Exercise - Write out the listing below again, precisely as it is given.

(Some records)
--------
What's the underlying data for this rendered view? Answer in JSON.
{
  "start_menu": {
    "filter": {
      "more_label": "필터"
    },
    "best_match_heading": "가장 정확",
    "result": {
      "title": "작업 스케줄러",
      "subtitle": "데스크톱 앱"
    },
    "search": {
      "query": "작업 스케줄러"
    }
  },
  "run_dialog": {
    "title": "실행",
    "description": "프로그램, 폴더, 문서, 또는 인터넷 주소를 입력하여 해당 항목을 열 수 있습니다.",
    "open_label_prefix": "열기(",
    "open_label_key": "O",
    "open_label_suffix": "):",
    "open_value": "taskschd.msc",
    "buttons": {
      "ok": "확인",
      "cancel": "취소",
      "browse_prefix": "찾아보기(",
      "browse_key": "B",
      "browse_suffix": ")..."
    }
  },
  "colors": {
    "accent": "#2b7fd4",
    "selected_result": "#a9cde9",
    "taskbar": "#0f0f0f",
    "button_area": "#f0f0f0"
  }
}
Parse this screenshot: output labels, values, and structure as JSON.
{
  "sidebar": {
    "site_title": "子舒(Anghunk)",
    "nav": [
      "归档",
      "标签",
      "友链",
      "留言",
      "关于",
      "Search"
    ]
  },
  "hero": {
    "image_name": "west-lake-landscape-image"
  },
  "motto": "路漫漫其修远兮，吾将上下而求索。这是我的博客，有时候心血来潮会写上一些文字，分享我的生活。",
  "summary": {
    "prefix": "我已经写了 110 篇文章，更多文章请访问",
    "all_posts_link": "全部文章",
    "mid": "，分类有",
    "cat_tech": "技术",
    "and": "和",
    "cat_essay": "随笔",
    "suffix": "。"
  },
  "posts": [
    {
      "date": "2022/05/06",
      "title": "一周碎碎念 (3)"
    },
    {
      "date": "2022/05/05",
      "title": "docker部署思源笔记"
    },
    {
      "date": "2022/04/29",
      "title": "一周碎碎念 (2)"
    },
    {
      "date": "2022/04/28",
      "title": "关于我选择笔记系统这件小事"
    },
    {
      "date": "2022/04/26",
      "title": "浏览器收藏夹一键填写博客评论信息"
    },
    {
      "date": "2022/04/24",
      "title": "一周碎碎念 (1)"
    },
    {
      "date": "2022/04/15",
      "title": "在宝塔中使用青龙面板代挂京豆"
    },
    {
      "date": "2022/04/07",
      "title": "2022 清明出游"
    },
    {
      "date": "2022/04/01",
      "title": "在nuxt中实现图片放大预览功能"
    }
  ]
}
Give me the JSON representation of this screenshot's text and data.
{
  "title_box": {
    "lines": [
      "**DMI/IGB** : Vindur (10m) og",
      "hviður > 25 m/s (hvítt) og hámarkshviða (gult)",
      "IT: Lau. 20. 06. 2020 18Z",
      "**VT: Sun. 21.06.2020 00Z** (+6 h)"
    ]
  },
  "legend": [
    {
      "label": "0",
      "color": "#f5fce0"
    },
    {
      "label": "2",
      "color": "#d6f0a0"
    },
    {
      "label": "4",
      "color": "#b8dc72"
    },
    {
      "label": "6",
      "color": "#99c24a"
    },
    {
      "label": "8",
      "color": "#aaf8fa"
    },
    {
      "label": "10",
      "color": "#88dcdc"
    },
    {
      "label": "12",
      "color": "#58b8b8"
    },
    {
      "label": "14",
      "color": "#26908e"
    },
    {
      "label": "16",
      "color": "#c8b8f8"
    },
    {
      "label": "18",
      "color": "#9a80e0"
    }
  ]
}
--------
Solution for this task -
What's the underlying data for this rendered view? Answer in JSON.
{
  "start_menu": {
    "filter": {
      "more_label": "필터"
    },
    "best_match_heading": "가장 정확",
    "result": {
      "title": "작업 스케줄러",
      "subtitle": "데스크톱 앱"
    },
    "search": {
      "query": "작업 스케줄러"
    }
  },
  "run_dialog": {
    "title": "실행",
    "description": "프로그램, 폴더, 문서, 또는 인터넷 주소를 입력하여 해당 항목을 열 수 있습니다.",
    "open_label_prefix": "열기(",
    "open_label_key": "O",
    "open_label_suffix": "):",
    "open_value": "taskschd.msc",
    "buttons": {
      "ok": "확인",
      "cancel": "취소",
      "browse_prefix": "찾아보기(",
      "browse_key": "B",
      "browse_suffix": ")..."
    }
  },
  "colors": {
    "accent": "#2b7fd4",
    "selected_result": "#a9cde9",
    "taskbar": "#0f0f0f",
    "button_area": "#f0f0f0"
  }
}
Parse this screenshot: output labels, values, and structure as JSON.
{
  "sidebar": {
    "site_title": "子舒(Anghunk)",
    "nav": [
      "归档",
      "标签",
      "友链",
      "留言",
      "关于",
      "Search"
    ]
  },
  "hero": {
    "image_name": "west-lake-landscape-image"
  },
  "motto": "路漫漫其修远兮，吾将上下而求索。这是我的博客，有时候心血来潮会写上一些文字，分享我的生活。",
  "summary": {
    "prefix": "我已经写了 110 篇文章，更多文章请访问",
    "all_posts_link": "全部文章",
    "mid": "，分类有",
    "cat_tech": "技术",
    "and": "和",
    "cat_essay": "随笔",
    "suffix": "。"
  },
  "posts": [
    {
      "date": "2022/05/06",
      "title": "一周碎碎念 (3)"
    },
    {
      "date": "2022/05/05",
      "title": "docker部署思源笔记"
    },
    {
      "date": "2022/04/29",
      "title": "一周碎碎念 (2)"
    },
    {
      "date": "2022/04/28",
      "title": "关于我选择笔记系统这件小事"
    },
    {
      "date": "2022/04/26",
      "title": "浏览器收藏夹一键填写博客评论信息"
    },
    {
      "date": "2022/04/24",
      "title": "一周碎碎念 (1)"
    },
    {
      "date": "2022/04/15",
      "title": "在宝塔中使用青龙面板代挂京豆"
    },
    {
      "date": "2022/04/07",
      "title": "2022 清明出游"
    },
    {
      "date": "2022/04/01",
      "title": "在nuxt中实现图片放大预览功能"
    }
  ]
}
Give me the JSON representation of this screenshot's text and data.
{
  "title_box": {
    "lines": [
      "**DMI/IGB** : Vindur (10m) og",
      "hviður > 25 m/s (hvítt) og hámarkshviða (gult)",
      "IT: Lau. 20. 06. 2020 18Z",
      "**VT: Sun. 21.06.2020 00Z** (+6 h)"
    ]
  },
  "legend": [
    {
      "label": "0",
      "color": "#f5fce0"
    },
    {
      "label": "2",
      "color": "#d6f0a0"
    },
    {
      "label": "4",
      "color": "#b8dc72"
    },
    {
      "label": "6",
      "color": "#99c24a"
    },
    {
      "label": "8",
      "color": "#aaf8fa"
    },
    {
      "label": "10",
      "color": "#88dcdc"
    },
    {
      "label": "12",
      "color": "#58b8b8"
    },
    {
      "label": "14",
      "color": "#26908e"
    },
    {
      "label": "16",
      "color": "#c8b8f8"
    },
    {
      "label": "18",
      "color": "#9a80e0"
    }
  ]
}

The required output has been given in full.